INSTRUCTION:
Scan the entries below. List each line with "shown".

start RECORDS SUPPLIED

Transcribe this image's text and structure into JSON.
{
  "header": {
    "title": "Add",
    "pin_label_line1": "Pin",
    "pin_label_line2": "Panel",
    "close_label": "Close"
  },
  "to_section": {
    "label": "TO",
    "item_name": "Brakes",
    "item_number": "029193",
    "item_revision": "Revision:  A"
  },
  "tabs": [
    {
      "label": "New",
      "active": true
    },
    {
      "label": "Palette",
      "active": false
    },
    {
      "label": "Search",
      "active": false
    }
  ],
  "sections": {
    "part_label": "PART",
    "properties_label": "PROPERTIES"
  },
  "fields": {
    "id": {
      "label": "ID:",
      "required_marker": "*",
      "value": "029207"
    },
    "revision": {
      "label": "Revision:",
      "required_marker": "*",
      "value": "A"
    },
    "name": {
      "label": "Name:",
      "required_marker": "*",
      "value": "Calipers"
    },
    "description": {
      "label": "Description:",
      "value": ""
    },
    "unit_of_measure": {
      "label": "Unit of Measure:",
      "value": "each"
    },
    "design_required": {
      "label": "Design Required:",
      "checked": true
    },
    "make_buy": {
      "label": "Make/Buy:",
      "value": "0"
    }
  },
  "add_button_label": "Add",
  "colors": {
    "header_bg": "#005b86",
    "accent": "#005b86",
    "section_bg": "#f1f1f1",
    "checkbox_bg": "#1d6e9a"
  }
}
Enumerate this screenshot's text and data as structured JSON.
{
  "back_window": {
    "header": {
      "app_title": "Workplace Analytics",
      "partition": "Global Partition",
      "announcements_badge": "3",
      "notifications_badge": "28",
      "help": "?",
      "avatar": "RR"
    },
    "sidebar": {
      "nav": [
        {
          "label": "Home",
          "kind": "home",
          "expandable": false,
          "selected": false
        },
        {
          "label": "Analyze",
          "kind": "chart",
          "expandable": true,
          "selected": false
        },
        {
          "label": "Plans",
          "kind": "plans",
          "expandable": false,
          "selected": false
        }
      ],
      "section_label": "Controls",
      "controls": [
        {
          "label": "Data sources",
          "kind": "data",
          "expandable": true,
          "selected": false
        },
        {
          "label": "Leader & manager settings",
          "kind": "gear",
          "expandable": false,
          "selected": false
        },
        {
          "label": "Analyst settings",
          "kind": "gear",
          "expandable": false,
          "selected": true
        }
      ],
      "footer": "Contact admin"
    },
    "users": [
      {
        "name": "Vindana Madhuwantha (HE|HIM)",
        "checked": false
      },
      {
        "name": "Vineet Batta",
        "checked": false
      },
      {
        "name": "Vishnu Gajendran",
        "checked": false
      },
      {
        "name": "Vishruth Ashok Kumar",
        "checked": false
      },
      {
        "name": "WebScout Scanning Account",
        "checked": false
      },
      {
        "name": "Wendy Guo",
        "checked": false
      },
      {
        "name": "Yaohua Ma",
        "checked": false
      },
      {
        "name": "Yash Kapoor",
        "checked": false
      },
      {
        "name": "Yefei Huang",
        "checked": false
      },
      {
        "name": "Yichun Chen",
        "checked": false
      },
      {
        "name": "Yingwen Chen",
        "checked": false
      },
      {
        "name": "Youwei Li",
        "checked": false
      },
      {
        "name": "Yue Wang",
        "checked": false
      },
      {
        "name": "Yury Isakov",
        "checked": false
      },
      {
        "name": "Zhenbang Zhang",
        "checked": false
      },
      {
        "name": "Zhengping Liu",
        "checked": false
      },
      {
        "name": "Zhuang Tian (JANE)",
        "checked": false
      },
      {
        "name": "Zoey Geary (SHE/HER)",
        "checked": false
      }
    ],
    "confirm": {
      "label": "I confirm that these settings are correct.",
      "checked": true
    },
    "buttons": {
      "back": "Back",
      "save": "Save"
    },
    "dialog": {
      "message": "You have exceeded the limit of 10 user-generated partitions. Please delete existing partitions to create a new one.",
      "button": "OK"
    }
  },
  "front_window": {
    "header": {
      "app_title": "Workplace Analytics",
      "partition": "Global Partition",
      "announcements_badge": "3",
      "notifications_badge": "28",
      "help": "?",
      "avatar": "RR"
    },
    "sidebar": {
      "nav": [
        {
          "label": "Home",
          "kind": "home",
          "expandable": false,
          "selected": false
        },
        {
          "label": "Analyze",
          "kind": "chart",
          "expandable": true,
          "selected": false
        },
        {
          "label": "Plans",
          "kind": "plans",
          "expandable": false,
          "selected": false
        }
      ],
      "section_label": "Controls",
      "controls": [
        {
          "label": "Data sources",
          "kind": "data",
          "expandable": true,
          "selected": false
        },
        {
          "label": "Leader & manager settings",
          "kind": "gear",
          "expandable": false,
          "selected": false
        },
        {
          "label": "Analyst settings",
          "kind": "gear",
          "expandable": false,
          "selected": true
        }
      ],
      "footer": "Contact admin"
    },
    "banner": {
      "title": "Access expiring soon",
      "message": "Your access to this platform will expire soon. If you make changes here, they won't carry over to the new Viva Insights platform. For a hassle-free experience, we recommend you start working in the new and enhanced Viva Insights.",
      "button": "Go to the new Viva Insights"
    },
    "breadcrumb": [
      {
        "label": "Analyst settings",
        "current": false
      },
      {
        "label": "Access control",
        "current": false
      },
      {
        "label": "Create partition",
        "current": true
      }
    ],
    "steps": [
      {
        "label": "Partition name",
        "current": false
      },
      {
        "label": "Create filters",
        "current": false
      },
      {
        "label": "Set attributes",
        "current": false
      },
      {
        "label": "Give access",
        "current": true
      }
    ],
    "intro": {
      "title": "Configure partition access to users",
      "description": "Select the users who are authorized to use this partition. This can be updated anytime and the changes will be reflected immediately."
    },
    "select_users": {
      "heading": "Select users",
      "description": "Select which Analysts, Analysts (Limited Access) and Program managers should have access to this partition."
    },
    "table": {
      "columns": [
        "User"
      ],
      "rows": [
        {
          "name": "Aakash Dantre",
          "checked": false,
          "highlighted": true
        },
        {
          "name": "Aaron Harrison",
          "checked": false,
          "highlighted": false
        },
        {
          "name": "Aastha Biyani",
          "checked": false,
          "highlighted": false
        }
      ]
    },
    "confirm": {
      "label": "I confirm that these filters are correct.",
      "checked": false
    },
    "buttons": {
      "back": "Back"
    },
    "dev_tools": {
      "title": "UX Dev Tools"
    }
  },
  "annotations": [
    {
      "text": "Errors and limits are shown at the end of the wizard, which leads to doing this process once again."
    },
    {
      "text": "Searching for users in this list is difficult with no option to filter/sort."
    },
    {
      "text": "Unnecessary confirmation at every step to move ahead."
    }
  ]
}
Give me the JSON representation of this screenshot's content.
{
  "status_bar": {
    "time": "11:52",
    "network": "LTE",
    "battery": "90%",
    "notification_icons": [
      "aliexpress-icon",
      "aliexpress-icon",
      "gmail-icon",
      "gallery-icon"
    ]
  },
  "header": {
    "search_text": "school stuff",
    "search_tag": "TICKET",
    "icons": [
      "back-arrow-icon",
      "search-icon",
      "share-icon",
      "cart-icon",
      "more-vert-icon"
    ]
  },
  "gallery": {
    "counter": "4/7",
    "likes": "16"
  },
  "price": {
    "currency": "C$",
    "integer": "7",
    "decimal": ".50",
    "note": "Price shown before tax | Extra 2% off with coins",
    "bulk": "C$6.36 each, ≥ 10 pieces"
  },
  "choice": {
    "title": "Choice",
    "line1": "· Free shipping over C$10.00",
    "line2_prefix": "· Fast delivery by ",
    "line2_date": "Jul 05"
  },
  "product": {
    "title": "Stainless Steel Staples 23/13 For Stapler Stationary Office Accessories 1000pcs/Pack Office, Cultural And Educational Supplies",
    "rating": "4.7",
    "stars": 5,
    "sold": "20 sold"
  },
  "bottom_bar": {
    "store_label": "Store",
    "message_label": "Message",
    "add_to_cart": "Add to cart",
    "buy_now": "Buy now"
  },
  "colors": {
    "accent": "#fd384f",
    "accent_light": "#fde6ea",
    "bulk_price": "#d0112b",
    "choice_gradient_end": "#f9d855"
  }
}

end RECORDS SUPPLIED

REPLY TO THE EXERCISE:
      "text": "Errors and limits are shown at the end of the wizard, which leads to doing this process once again."
    "note": "Price shown before tax | Extra 2% off with coins",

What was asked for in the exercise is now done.